▶ **Goal of the exercise**
Reproduce every one of the following records line for line, keeping each character unchanged.

▶ **Material for the task**

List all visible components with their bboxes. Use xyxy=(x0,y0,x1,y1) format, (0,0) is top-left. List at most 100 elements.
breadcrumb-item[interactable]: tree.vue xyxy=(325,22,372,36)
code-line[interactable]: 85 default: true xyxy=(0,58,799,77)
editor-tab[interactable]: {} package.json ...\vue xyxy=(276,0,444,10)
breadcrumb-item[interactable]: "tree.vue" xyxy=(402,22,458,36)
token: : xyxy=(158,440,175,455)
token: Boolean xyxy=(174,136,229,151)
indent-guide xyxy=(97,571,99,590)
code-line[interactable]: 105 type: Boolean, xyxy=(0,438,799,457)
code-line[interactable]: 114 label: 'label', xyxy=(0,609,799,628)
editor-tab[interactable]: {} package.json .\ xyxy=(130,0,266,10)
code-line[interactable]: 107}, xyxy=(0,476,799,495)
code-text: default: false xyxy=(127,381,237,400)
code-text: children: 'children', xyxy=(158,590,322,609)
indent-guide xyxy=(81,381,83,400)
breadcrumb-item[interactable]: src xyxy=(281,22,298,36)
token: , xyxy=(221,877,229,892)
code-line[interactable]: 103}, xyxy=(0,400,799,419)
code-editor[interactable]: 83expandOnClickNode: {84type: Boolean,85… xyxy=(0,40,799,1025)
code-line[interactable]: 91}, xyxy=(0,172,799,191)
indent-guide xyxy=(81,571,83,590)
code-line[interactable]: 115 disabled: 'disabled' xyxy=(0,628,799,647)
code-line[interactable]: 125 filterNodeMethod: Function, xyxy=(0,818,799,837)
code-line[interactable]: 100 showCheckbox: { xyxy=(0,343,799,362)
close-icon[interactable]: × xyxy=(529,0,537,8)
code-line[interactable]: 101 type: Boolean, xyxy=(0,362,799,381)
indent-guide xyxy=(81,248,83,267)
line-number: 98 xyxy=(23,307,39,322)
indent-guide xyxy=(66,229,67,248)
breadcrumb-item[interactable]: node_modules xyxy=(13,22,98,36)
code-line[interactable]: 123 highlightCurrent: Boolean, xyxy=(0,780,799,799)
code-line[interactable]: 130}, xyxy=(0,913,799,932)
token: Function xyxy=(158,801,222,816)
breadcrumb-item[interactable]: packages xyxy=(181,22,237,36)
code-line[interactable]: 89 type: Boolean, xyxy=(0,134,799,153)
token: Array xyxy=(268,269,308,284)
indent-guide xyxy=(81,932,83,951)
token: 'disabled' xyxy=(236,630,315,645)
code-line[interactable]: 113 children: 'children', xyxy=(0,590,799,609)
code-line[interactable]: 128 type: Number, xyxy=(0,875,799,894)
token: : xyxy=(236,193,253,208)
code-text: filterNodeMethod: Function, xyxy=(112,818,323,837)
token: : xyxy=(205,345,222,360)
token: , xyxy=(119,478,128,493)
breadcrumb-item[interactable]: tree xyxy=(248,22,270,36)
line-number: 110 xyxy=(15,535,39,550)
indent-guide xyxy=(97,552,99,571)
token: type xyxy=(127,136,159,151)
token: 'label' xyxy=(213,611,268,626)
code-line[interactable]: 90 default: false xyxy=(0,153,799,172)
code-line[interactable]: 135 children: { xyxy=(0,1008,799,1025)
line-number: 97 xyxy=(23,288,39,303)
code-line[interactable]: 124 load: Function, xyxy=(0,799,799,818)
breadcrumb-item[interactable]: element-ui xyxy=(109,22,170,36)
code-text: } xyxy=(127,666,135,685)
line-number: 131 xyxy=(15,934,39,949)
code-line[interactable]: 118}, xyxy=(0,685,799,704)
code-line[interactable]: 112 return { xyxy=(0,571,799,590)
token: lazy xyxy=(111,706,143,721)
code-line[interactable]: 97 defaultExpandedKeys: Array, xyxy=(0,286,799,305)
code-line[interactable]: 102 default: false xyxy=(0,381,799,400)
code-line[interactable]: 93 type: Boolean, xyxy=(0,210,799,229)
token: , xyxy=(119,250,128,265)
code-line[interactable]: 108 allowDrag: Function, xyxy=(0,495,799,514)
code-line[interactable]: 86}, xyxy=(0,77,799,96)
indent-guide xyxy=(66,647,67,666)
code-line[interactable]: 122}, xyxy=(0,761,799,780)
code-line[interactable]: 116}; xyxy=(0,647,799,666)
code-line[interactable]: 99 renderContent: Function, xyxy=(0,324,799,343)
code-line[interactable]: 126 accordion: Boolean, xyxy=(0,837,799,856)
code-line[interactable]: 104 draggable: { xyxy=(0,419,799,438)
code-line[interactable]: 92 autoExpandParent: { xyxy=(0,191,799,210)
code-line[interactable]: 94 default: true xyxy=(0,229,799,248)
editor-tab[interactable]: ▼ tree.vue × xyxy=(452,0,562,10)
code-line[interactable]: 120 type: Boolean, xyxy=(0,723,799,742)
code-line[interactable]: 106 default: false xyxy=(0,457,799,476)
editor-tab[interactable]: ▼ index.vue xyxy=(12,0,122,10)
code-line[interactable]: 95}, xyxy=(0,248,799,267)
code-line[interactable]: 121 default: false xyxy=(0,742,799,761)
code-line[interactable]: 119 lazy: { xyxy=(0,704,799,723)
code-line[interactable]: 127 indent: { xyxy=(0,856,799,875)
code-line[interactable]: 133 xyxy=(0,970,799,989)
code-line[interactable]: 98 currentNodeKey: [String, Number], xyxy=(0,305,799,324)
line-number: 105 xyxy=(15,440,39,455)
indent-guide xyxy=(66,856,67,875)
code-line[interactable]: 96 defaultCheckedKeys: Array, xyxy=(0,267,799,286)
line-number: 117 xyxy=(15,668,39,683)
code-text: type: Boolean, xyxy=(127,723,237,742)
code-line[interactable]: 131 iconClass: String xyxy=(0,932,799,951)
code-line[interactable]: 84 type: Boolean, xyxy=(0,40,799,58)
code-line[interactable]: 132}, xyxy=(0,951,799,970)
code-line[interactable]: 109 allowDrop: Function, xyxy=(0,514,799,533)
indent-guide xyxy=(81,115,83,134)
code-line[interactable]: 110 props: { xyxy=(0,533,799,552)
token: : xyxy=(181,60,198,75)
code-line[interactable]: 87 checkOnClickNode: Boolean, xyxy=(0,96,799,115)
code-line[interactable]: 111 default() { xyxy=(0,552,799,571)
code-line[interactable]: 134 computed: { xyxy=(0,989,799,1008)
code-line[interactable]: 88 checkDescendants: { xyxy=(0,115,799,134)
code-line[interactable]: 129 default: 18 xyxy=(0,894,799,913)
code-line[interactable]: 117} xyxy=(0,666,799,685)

▶ **Solution to this task**
List all visible components with their bboxes. Use xyxy=(x0,y0,x1,y1) format, (0,0) is top-left. List at most 100 elements.
breadcrumb-item[interactable]: tree.vue xyxy=(325,22,372,36)
code-line[interactable]: 85 default: true xyxy=(0,58,799,77)
editor-tab[interactable]: {} package.json ...\vue xyxy=(276,0,444,10)
breadcrumb-item[interactable]: "tree.vue" xyxy=(402,22,458,36)
token: : xyxy=(158,440,175,455)
token: Boolean xyxy=(174,136,229,151)
indent-guide xyxy=(97,571,99,590)
code-line[interactable]: 105 type: Boolean, xyxy=(0,438,799,457)
code-line[interactable]: 114 label: 'label', xyxy=(0,609,799,628)
editor-tab[interactable]: {} package.json .\ xyxy=(130,0,266,10)
code-line[interactable]: 107}, xyxy=(0,476,799,495)
code-text: default: false xyxy=(127,381,237,400)
code-text: children: 'children', xyxy=(158,590,322,609)
indent-guide xyxy=(81,381,83,400)
breadcrumb-item[interactable]: src xyxy=(281,22,298,36)
token: , xyxy=(221,877,229,892)
code-line[interactable]: 103}, xyxy=(0,400,799,419)
code-editor[interactable]: 83expandOnClickNode: {84type: Boolean,85… xyxy=(0,40,799,1025)
code-line[interactable]: 91}, xyxy=(0,172,799,191)
indent-guide xyxy=(81,571,83,590)
code-line[interactable]: 115 disabled: 'disabled' xyxy=(0,628,799,647)
code-line[interactable]: 125 filterNodeMethod: Function, xyxy=(0,818,799,837)
code-line[interactable]: 100 showCheckbox: { xyxy=(0,343,799,362)
close-icon[interactable]: × xyxy=(529,0,537,8)
code-line[interactable]: 101 type: Boolean, xyxy=(0,362,799,381)
indent-guide xyxy=(81,248,83,267)
line-number: 98 xyxy=(23,307,39,322)
indent-guide xyxy=(66,229,67,248)
breadcrumb-item[interactable]: node_modules xyxy=(13,22,98,36)
code-line[interactable]: 123 highlightCurrent: Boolean, xyxy=(0,780,799,799)
code-line[interactable]: 130}, xyxy=(0,913,799,932)
token: Function xyxy=(158,801,222,816)
breadcrumb-item[interactable]: packages xyxy=(181,22,237,36)
code-line[interactable]: 89 type: Boolean, xyxy=(0,134,799,153)
token: Array xyxy=(268,269,308,284)
indent-guide xyxy=(81,932,83,951)
token: 'disabled' xyxy=(236,630,315,645)
code-line[interactable]: 113 children: 'children', xyxy=(0,590,799,609)
code-line[interactable]: 128 type: Number, xyxy=(0,875,799,894)
token: : xyxy=(236,193,253,208)
code-text: filterNodeMethod: Function, xyxy=(112,818,323,837)
token: : xyxy=(205,345,222,360)
token: , xyxy=(119,478,128,493)
breadcrumb-item[interactable]: tree xyxy=(248,22,270,36)
line-number: 110 xyxy=(15,535,39,550)
indent-guide xyxy=(97,552,99,571)
token: type xyxy=(127,136,159,151)
token: 'label' xyxy=(213,611,268,626)
code-line[interactable]: 90 default: false xyxy=(0,153,799,172)
code-line[interactable]: 135 children: { xyxy=(0,1008,799,1025)
line-number: 97 xyxy=(23,288,39,303)
code-line[interactable]: 124 load: Function, xyxy=(0,799,799,818)
breadcrumb-item[interactable]: element-ui xyxy=(109,22,170,36)
code-text: } xyxy=(127,666,135,685)
line-number: 131 xyxy=(15,934,39,949)
code-line[interactable]: 118}, xyxy=(0,685,799,704)
code-line[interactable]: 112 return { xyxy=(0,571,799,590)
token: lazy xyxy=(111,706,143,721)
code-line[interactable]: 97 defaultExpandedKeys: Array, xyxy=(0,286,799,305)
code-line[interactable]: 102 default: false xyxy=(0,381,799,400)
code-line[interactable]: 93 type: Boolean, xyxy=(0,210,799,229)
token: , xyxy=(119,250,128,265)
code-line[interactable]: 108 allowDrag: Function, xyxy=(0,495,799,514)
code-line[interactable]: 86}, xyxy=(0,77,799,96)
indent-guide xyxy=(66,647,67,666)
code-line[interactable]: 122}, xyxy=(0,761,799,780)
code-line[interactable]: 116}; xyxy=(0,647,799,666)
code-line[interactable]: 99 renderContent: Function, xyxy=(0,324,799,343)
code-line[interactable]: 126 accordion: Boolean, xyxy=(0,837,799,856)
code-line[interactable]: 104 draggable: { xyxy=(0,419,799,438)
code-line[interactable]: 92 autoExpandParent: { xyxy=(0,191,799,210)
code-line[interactable]: 94 default: true xyxy=(0,229,799,248)
editor-tab[interactable]: ▼ tree.vue × xyxy=(452,0,562,10)
code-line[interactable]: 120 type: Boolean, xyxy=(0,723,799,742)
code-line[interactable]: 106 default: false xyxy=(0,457,799,476)
editor-tab[interactable]: ▼ index.vue xyxy=(12,0,122,10)
code-line[interactable]: 95}, xyxy=(0,248,799,267)
code-line[interactable]: 121 default: false xyxy=(0,742,799,761)
code-line[interactable]: 119 lazy: { xyxy=(0,704,799,723)
code-line[interactable]: 127 indent: { xyxy=(0,856,799,875)
code-line[interactable]: 133 xyxy=(0,970,799,989)
code-line[interactable]: 98 currentNodeKey: [String, Number], xyxy=(0,305,799,324)
line-number: 105 xyxy=(15,440,39,455)
indent-guide xyxy=(66,856,67,875)
code-line[interactable]: 96 defaultCheckedKeys: Array, xyxy=(0,267,799,286)
line-number: 117 xyxy=(15,668,39,683)
code-text: type: Boolean, xyxy=(127,723,237,742)
code-line[interactable]: 131 iconClass: String xyxy=(0,932,799,951)
code-line[interactable]: 84 type: Boolean, xyxy=(0,40,799,58)
code-line[interactable]: 132}, xyxy=(0,951,799,970)
code-line[interactable]: 109 allowDrop: Function, xyxy=(0,514,799,533)
indent-guide xyxy=(81,115,83,134)
code-line[interactable]: 110 props: { xyxy=(0,533,799,552)
token: : xyxy=(181,60,198,75)
code-line[interactable]: 87 checkOnClickNode: Boolean, xyxy=(0,96,799,115)
code-line[interactable]: 111 default() { xyxy=(0,552,799,571)
code-line[interactable]: 134 computed: { xyxy=(0,989,799,1008)
code-line[interactable]: 88 checkDescendants: { xyxy=(0,115,799,134)
code-line[interactable]: 129 default: 18 xyxy=(0,894,799,913)
code-line[interactable]: 117} xyxy=(0,666,799,685)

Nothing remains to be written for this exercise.